Aim of the exercise: Return only those lines of the listing in which "comfort" appears.

Entries provided:
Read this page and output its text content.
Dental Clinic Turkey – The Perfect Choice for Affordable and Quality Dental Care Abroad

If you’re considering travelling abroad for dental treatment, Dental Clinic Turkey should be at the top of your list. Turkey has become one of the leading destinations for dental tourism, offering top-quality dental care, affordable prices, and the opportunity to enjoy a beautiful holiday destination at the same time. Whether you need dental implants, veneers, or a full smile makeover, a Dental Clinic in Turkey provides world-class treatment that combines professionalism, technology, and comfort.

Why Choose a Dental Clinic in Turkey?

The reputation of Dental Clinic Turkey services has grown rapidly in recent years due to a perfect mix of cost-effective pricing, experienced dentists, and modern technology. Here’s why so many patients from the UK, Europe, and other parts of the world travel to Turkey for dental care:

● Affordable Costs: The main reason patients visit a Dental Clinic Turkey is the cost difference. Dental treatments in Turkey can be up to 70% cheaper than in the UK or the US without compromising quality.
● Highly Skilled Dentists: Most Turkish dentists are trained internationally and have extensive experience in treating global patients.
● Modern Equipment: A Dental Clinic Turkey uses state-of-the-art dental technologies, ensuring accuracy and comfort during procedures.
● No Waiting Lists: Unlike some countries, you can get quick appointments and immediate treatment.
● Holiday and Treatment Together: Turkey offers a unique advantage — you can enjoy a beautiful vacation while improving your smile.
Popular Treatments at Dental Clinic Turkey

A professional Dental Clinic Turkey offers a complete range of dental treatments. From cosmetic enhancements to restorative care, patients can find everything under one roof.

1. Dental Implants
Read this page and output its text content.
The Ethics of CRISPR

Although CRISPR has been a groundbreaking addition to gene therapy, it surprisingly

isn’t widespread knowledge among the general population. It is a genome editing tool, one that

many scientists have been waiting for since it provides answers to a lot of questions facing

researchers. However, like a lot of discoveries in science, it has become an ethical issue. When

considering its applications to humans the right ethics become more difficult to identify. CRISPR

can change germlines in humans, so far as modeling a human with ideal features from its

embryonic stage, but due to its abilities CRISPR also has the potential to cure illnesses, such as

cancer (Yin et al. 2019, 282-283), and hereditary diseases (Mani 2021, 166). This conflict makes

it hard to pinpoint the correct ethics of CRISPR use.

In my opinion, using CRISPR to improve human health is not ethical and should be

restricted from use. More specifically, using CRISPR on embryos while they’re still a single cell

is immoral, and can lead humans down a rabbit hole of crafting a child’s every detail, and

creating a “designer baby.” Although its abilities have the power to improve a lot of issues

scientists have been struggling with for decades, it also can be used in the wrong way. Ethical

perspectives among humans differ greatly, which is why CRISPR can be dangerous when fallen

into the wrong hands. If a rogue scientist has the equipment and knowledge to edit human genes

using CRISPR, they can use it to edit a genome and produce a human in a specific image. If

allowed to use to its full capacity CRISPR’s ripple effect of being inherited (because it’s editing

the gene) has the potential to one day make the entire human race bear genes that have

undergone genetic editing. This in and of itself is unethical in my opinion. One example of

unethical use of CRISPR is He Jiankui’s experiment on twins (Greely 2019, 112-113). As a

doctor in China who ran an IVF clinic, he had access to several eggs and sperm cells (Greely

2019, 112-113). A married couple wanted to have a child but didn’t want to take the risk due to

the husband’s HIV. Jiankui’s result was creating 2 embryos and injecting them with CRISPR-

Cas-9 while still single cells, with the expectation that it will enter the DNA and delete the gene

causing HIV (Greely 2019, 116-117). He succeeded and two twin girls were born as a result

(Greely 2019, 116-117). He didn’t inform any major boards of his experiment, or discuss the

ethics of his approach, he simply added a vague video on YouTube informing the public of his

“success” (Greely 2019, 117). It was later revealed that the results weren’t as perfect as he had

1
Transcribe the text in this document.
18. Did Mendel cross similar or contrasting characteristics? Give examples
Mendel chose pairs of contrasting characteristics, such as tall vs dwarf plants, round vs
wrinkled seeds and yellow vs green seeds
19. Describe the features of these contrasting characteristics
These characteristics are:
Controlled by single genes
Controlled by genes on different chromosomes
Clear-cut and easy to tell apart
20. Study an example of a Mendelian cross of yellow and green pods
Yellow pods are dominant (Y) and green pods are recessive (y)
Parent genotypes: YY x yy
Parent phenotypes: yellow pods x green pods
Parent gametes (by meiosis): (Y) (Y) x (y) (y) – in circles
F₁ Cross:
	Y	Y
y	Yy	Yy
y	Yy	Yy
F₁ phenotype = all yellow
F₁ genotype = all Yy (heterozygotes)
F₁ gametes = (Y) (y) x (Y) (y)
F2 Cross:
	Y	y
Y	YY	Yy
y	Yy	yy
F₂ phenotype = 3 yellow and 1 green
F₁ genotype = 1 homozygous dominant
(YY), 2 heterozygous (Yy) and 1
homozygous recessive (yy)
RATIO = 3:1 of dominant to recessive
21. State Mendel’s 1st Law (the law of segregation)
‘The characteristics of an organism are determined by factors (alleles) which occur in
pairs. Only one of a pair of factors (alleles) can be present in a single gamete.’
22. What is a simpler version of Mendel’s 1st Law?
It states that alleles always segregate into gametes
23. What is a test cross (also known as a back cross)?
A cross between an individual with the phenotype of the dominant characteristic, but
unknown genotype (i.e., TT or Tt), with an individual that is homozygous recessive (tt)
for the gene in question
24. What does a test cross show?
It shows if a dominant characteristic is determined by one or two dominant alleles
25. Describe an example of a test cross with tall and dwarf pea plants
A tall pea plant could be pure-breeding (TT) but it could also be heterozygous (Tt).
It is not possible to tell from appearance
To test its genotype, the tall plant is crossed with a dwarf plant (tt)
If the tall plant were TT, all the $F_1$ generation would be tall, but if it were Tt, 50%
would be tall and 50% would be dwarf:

Result below:
If you’re considering travelling abroad for dental treatment, Dental Clinic Turkey should be at the top of your list. Turkey has become one of the leading destinations for dental tourism, offering top-quality dental care, affordable prices, and the opportunity to enjoy a beautiful holiday destination at the same time. Whether you need dental implants, veneers, or a full smile makeover, a Dental Clinic in Turkey provides world-class treatment that combines professionalism, technology, and comfort.
● Modern Equipment: A Dental Clinic Turkey uses state-of-the-art dental technologies, ensuring accuracy and comfort during procedures.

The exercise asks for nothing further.